** BEGIN INFORMATION SUPPLIED **

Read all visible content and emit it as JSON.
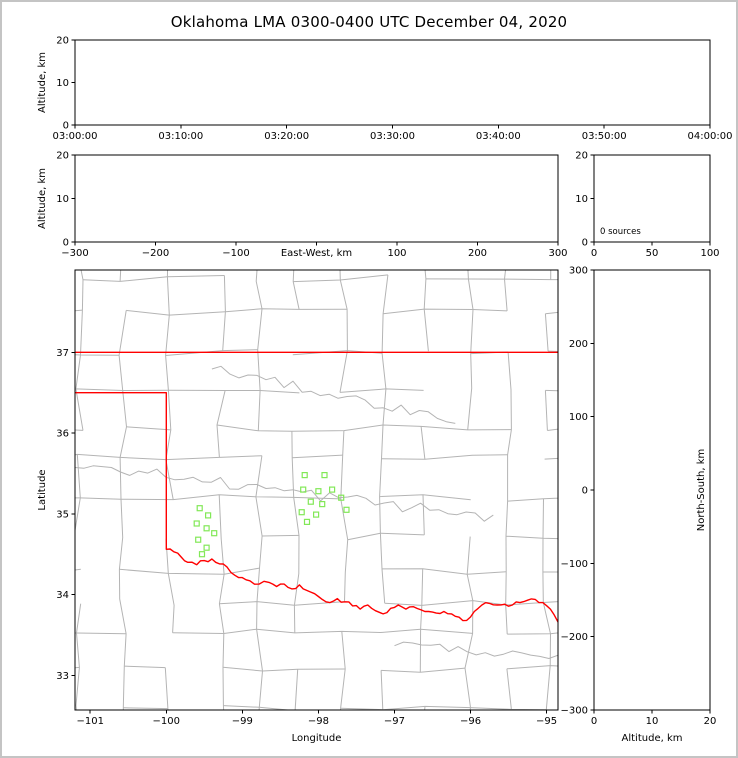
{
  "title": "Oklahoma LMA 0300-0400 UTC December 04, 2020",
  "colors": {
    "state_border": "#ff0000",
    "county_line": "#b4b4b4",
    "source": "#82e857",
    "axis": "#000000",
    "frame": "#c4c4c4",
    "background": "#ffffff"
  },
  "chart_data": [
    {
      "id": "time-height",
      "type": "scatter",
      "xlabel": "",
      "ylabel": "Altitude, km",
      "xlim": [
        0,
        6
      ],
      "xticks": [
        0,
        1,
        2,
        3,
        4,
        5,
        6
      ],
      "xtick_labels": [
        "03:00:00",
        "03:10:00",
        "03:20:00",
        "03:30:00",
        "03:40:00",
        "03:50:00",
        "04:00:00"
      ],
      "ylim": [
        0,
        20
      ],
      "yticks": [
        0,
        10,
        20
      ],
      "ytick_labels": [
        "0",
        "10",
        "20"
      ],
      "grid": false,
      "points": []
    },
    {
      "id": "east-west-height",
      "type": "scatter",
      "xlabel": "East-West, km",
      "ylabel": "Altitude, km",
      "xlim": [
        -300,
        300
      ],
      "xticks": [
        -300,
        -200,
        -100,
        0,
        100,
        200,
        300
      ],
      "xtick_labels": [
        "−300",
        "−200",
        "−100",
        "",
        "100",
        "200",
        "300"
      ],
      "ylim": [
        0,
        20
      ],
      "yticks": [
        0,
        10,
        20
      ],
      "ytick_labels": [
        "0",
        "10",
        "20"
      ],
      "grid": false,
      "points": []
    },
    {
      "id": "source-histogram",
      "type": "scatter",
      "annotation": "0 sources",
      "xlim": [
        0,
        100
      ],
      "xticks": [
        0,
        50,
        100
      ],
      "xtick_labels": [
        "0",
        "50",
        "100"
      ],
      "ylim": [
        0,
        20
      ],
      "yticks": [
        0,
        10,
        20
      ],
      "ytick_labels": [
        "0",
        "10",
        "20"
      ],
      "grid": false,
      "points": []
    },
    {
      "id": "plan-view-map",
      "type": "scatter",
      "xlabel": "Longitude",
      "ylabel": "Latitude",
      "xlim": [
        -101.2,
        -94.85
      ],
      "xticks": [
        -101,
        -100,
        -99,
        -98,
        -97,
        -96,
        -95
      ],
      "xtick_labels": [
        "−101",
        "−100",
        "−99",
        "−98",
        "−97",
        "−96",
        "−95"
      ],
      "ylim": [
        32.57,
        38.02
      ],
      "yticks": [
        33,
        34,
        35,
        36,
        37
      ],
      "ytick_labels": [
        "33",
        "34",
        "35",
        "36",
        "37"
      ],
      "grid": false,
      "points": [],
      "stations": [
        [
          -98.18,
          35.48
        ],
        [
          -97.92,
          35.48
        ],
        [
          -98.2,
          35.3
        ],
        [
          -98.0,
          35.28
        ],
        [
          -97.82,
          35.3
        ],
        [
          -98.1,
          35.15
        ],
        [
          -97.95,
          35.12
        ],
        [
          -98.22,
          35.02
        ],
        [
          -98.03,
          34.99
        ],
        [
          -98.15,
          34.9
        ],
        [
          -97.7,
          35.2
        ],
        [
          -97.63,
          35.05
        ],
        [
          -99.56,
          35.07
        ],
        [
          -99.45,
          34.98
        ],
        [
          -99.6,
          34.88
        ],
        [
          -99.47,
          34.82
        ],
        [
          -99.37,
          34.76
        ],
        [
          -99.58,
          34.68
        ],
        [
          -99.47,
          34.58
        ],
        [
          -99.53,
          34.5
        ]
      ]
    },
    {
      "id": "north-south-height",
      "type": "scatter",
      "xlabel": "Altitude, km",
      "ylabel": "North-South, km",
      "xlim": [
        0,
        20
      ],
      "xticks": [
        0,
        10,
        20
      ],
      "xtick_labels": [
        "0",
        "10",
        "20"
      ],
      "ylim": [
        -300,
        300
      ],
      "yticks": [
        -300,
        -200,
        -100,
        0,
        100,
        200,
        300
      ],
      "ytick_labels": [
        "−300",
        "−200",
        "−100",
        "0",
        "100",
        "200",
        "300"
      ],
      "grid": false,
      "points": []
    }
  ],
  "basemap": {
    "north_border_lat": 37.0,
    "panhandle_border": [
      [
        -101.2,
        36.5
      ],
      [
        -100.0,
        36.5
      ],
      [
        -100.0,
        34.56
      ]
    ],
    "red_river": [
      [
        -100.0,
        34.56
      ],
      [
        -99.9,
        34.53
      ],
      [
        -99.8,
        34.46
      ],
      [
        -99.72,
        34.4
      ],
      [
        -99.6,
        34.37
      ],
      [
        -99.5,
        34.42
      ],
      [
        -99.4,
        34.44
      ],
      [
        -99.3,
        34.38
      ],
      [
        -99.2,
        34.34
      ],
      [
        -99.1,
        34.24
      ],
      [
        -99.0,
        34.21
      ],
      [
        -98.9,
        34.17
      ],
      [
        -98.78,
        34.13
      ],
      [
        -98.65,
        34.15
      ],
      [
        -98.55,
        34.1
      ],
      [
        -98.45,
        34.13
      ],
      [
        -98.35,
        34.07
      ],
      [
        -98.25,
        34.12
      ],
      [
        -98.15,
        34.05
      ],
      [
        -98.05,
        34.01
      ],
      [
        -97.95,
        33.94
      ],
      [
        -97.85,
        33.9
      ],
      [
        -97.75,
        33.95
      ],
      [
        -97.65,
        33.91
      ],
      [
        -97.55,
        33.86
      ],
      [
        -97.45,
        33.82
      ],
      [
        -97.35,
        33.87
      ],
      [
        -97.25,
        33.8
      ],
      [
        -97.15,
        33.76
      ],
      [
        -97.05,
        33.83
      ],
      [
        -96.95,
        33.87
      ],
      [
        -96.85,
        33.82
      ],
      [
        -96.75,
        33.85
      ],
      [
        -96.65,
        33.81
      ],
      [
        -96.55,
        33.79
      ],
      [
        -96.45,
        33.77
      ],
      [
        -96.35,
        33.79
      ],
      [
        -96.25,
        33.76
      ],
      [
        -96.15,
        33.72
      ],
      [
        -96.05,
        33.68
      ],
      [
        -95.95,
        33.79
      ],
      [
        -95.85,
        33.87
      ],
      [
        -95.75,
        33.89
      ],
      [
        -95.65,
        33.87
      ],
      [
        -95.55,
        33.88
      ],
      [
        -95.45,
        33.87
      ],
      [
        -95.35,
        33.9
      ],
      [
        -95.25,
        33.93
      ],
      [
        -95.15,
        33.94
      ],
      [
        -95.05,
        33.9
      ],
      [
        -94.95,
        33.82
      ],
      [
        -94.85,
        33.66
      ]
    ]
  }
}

** END INFORMATION SUPPLIED **
** BEGIN INFORMATION SUPPLIED **

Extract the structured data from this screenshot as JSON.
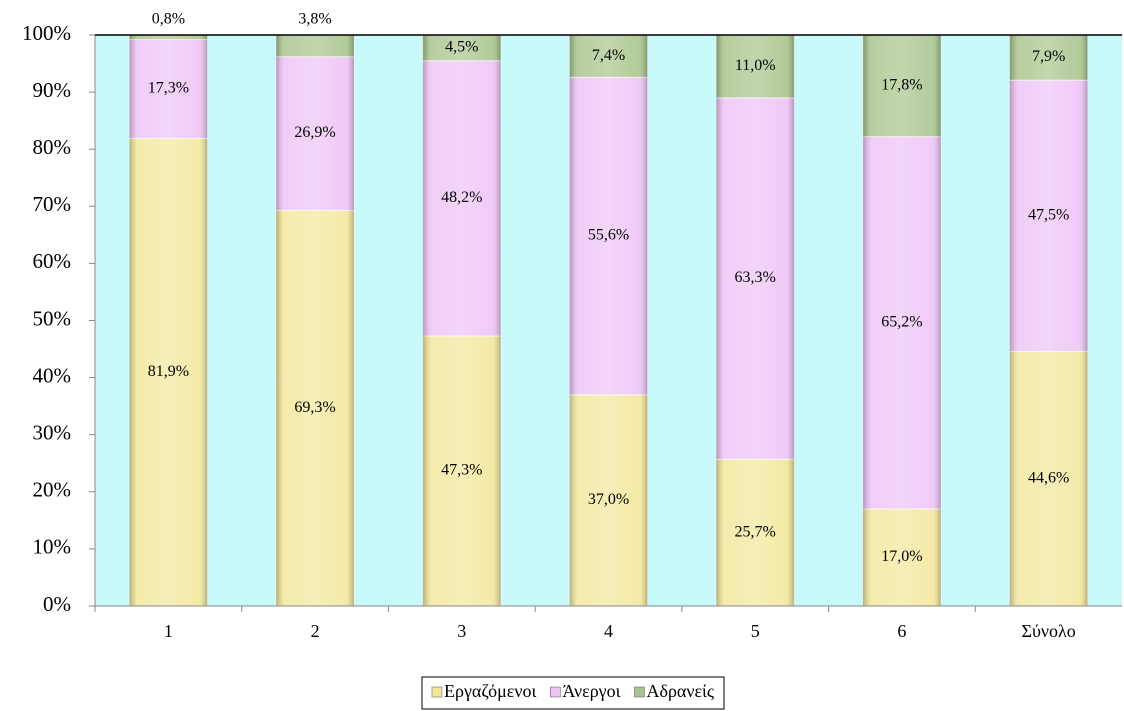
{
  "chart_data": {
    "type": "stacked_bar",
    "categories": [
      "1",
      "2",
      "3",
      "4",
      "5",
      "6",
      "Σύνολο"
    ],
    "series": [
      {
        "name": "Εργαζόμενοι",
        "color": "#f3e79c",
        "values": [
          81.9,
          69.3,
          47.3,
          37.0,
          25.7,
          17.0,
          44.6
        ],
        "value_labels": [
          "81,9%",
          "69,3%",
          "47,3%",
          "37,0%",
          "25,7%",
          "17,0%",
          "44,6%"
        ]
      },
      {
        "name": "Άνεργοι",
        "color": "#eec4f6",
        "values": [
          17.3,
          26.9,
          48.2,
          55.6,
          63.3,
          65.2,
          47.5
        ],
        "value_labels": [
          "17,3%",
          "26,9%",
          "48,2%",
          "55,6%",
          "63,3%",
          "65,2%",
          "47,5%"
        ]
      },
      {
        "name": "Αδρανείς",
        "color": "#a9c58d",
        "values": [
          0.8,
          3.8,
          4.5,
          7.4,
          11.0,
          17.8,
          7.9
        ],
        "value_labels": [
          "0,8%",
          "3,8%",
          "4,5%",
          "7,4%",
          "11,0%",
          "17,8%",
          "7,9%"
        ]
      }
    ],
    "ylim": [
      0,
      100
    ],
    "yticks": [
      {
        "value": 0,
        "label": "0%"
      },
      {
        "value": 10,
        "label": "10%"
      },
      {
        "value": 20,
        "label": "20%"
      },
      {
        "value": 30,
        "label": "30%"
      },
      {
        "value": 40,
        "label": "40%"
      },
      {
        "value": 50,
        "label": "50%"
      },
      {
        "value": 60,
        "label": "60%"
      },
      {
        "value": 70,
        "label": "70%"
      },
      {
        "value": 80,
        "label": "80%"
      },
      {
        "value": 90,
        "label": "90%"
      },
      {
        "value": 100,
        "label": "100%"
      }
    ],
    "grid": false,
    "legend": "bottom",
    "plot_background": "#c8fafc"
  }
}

** END INFORMATION SUPPLIED **
** BEGIN INFORMATION SUPPLIED **

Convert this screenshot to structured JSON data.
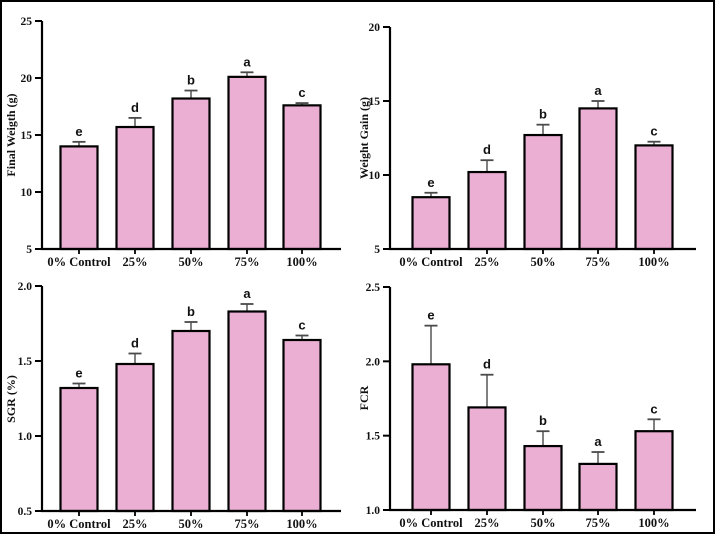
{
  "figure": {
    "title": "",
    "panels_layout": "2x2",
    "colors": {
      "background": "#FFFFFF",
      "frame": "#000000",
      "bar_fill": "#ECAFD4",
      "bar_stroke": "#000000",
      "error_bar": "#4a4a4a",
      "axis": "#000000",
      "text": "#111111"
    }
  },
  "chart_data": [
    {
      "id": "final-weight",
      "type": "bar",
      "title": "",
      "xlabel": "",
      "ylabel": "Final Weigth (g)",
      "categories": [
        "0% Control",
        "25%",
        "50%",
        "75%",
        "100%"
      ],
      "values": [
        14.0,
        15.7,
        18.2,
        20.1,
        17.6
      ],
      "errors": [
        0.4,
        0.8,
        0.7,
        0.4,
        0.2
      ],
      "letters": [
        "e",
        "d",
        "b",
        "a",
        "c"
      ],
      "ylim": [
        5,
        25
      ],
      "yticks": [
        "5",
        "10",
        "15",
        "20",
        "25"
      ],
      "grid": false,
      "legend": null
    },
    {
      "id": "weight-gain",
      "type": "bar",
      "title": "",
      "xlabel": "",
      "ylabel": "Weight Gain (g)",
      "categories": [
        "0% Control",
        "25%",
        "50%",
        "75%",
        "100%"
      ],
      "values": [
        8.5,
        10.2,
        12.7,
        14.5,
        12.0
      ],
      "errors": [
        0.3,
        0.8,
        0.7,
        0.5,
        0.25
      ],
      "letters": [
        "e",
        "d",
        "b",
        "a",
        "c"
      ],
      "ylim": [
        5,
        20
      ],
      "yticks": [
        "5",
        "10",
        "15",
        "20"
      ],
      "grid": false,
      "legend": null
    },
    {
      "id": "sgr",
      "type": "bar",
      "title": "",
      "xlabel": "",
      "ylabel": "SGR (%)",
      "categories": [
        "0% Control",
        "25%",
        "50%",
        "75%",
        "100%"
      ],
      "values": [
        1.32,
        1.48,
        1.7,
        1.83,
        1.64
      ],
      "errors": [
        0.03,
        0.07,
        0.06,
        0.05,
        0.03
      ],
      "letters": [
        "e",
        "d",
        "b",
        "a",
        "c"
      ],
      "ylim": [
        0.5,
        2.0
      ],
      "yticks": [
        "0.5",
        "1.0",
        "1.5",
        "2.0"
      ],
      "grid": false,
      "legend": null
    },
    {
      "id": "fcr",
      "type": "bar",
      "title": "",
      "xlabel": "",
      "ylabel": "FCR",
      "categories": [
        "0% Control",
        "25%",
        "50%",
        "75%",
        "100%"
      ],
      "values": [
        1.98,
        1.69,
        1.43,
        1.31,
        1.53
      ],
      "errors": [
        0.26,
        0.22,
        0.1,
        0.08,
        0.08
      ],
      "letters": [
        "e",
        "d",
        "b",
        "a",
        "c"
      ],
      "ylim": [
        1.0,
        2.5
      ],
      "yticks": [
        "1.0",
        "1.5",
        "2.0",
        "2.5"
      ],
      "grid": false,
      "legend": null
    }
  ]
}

** END INFORMATION SUPPLIED **

* [TASK GOAL]: Search the listing for the string "name". Copy each line where it turns up.

* [RESULT BELOW]:
        "name": "Εργαζόμενοι",
        "name": "Άνεργοι",
        "name": "Αδρανείς",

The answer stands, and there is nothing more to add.